--- Exercise material ---
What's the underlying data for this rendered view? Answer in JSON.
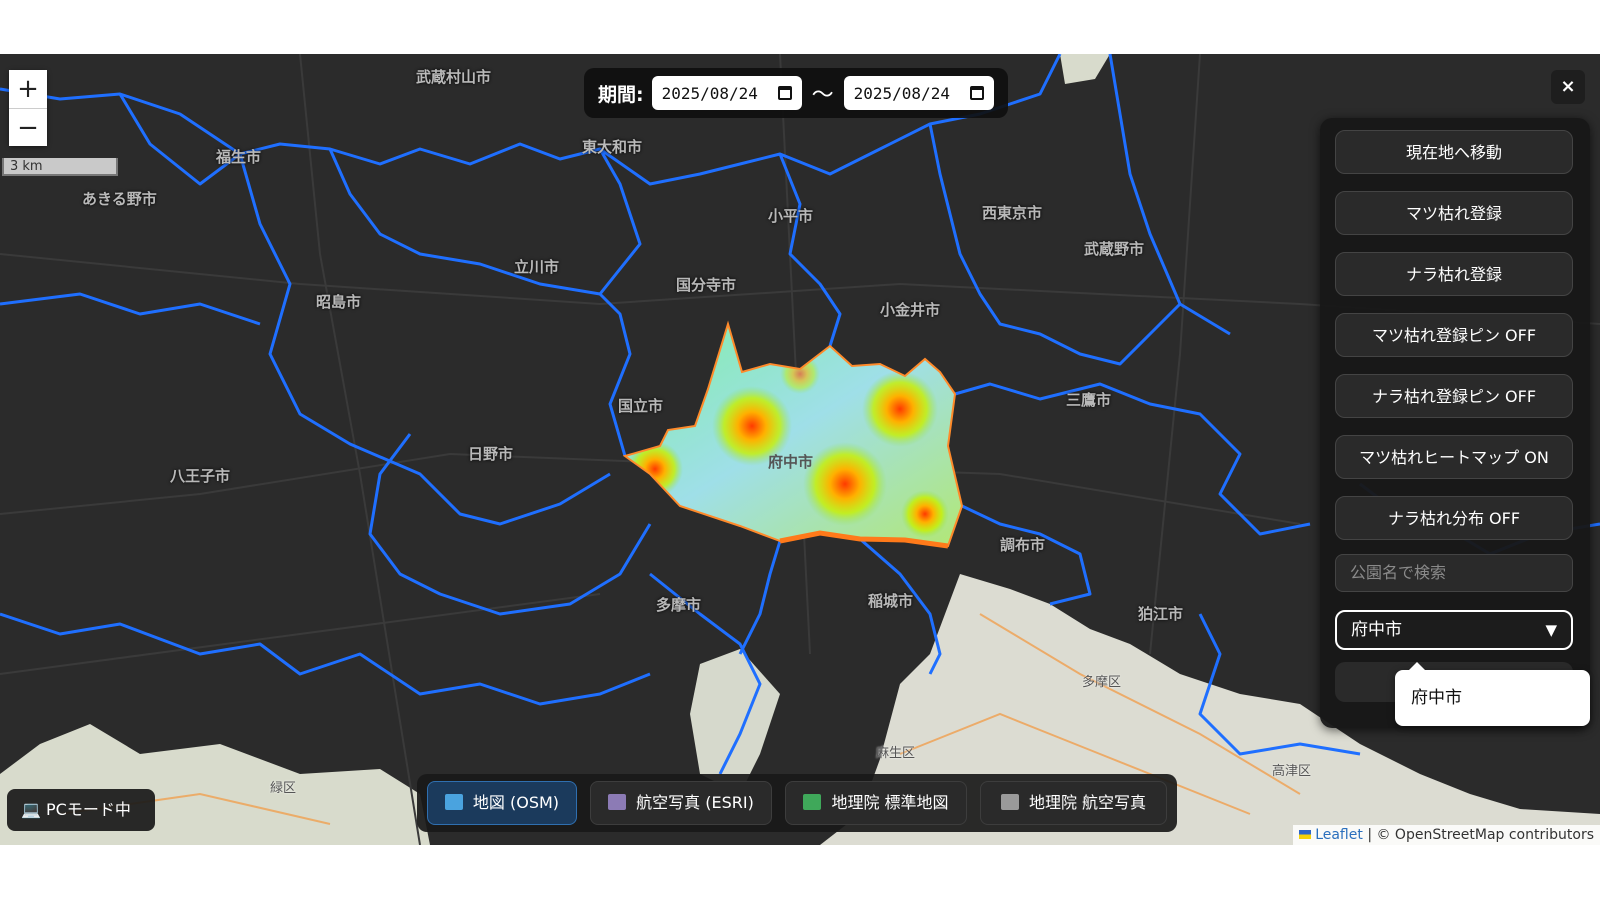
{
  "map": {
    "zoom_in": "+",
    "zoom_out": "−",
    "scale_text": "3 km",
    "city_labels": [
      "武蔵村山市",
      "東大和市",
      "福生市",
      "あきる野市",
      "立川市",
      "昭島市",
      "小平市",
      "西東京市",
      "国分寺市",
      "小金井市",
      "武蔵野市",
      "国立市",
      "府中市",
      "三鷹市",
      "日野市",
      "八王子市",
      "調布市",
      "多摩市",
      "稲城市",
      "狛江市",
      "多摩区",
      "麻生区",
      "高津区",
      "緑区"
    ]
  },
  "date_filter": {
    "label": "期間:",
    "start": "2025/08/24",
    "separator": "〜",
    "end": "2025/08/24"
  },
  "close_label": "×",
  "panel": {
    "buttons": [
      "現在地へ移動",
      "マツ枯れ登録",
      "ナラ枯れ登録",
      "マツ枯れ登録ピン OFF",
      "ナラ枯れ登録ピン OFF",
      "マツ枯れヒートマップ ON",
      "ナラ枯れ分布 OFF"
    ],
    "search_placeholder": "公園名で検索",
    "city_select_value": "府中市",
    "dropdown_option": "府中市"
  },
  "mode_badge": "💻 PCモード中",
  "layers": [
    {
      "label": "地図 (OSM)",
      "icon": "map-icon",
      "active": true
    },
    {
      "label": "航空写真 (ESRI)",
      "icon": "satellite-icon",
      "active": false
    },
    {
      "label": "地理院 標準地図",
      "icon": "japan-map-icon",
      "active": false
    },
    {
      "label": "地理院 航空写真",
      "icon": "camera-icon",
      "active": false
    }
  ],
  "attribution": {
    "leaflet": "Leaflet",
    "osm": "| © OpenStreetMap contributors"
  },
  "colors": {
    "boundary": "#1f6fff",
    "highlight_outline": "#ff7a1a",
    "active_layer": "#1b3a5c"
  }
}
---
Required work. Leave images out of the retyped records; keep all else exact.

Reply to the task.
What's the underlying data for this rendered view? Answer in JSON.
{
  "map": {
    "zoom_in": "+",
    "zoom_out": "−",
    "scale_text": "3 km",
    "city_labels": [
      "武蔵村山市",
      "東大和市",
      "福生市",
      "あきる野市",
      "立川市",
      "昭島市",
      "小平市",
      "西東京市",
      "国分寺市",
      "小金井市",
      "武蔵野市",
      "国立市",
      "府中市",
      "三鷹市",
      "日野市",
      "八王子市",
      "調布市",
      "多摩市",
      "稲城市",
      "狛江市",
      "多摩区",
      "麻生区",
      "高津区",
      "緑区"
    ]
  },
  "date_filter": {
    "label": "期間:",
    "start": "2025/08/24",
    "separator": "〜",
    "end": "2025/08/24"
  },
  "close_label": "×",
  "panel": {
    "buttons": [
      "現在地へ移動",
      "マツ枯れ登録",
      "ナラ枯れ登録",
      "マツ枯れ登録ピン OFF",
      "ナラ枯れ登録ピン OFF",
      "マツ枯れヒートマップ ON",
      "ナラ枯れ分布 OFF"
    ],
    "search_placeholder": "公園名で検索",
    "city_select_value": "府中市",
    "dropdown_option": "府中市"
  },
  "mode_badge": "💻 PCモード中",
  "layers": [
    {
      "label": "地図 (OSM)",
      "icon": "map-icon",
      "active": true
    },
    {
      "label": "航空写真 (ESRI)",
      "icon": "satellite-icon",
      "active": false
    },
    {
      "label": "地理院 標準地図",
      "icon": "japan-map-icon",
      "active": false
    },
    {
      "label": "地理院 航空写真",
      "icon": "camera-icon",
      "active": false
    }
  ],
  "attribution": {
    "leaflet": "Leaflet",
    "osm": "| © OpenStreetMap contributors"
  },
  "colors": {
    "boundary": "#1f6fff",
    "highlight_outline": "#ff7a1a",
    "active_layer": "#1b3a5c"
  }
}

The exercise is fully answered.